### Task data
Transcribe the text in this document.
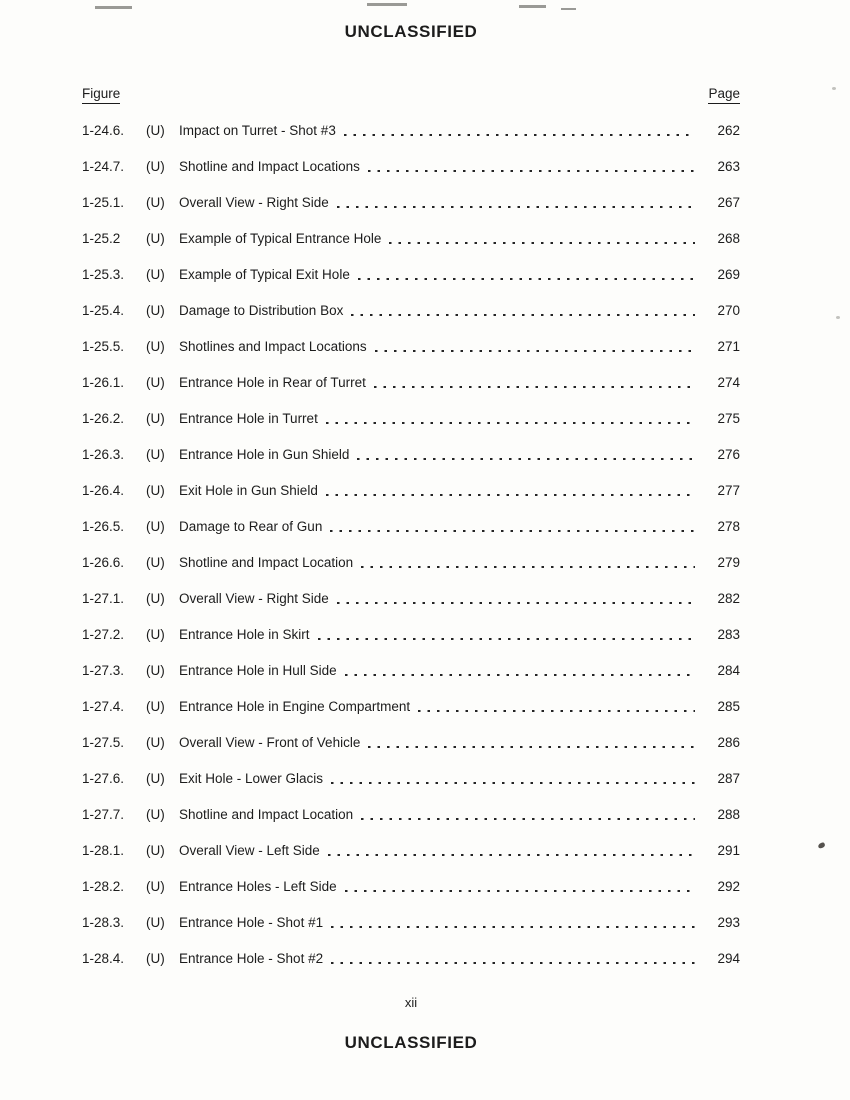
UNCLASSIFIED
Figure	Page
1-24.6.	(U)	Impact on Turret - Shot #3	262
1-24.7.	(U)	Shotline and Impact Locations	263
1-25.1.	(U)	Overall View - Right Side	267
1-25.2	(U)	Example of Typical Entrance Hole	268
1-25.3.	(U)	Example of Typical Exit Hole	269
1-25.4.	(U)	Damage to Distribution Box	270
1-25.5.	(U)	Shotlines and Impact Locations	271
1-26.1.	(U)	Entrance Hole in Rear of Turret	274
1-26.2.	(U)	Entrance Hole in Turret	275
1-26.3.	(U)	Entrance Hole in Gun Shield	276
1-26.4.	(U)	Exit Hole in Gun Shield	277
1-26.5.	(U)	Damage to Rear of Gun	278
1-26.6.	(U)	Shotline and Impact Location	279
1-27.1.	(U)	Overall View - Right Side	282
1-27.2.	(U)	Entrance Hole in Skirt	283
1-27.3.	(U)	Entrance Hole in Hull Side	284
1-27.4.	(U)	Entrance Hole in Engine Compartment	285
1-27.5.	(U)	Overall View - Front of Vehicle	286
1-27.6.	(U)	Exit Hole - Lower Glacis	287
1-27.7.	(U)	Shotline and Impact Location	288
1-28.1.	(U)	Overall View - Left Side	291
1-28.2.	(U)	Entrance Holes - Left Side	292
1-28.3.	(U)	Entrance Hole - Shot #1	293
1-28.4.	(U)	Entrance Hole - Shot #2	294
xii
UNCLASSIFIED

### Aim
List all lines where "Damage" occurs.

### Answer for this exercise
1-25.4.	(U)	Damage to Distribution Box	270
1-26.5.	(U)	Damage to Rear of Gun	278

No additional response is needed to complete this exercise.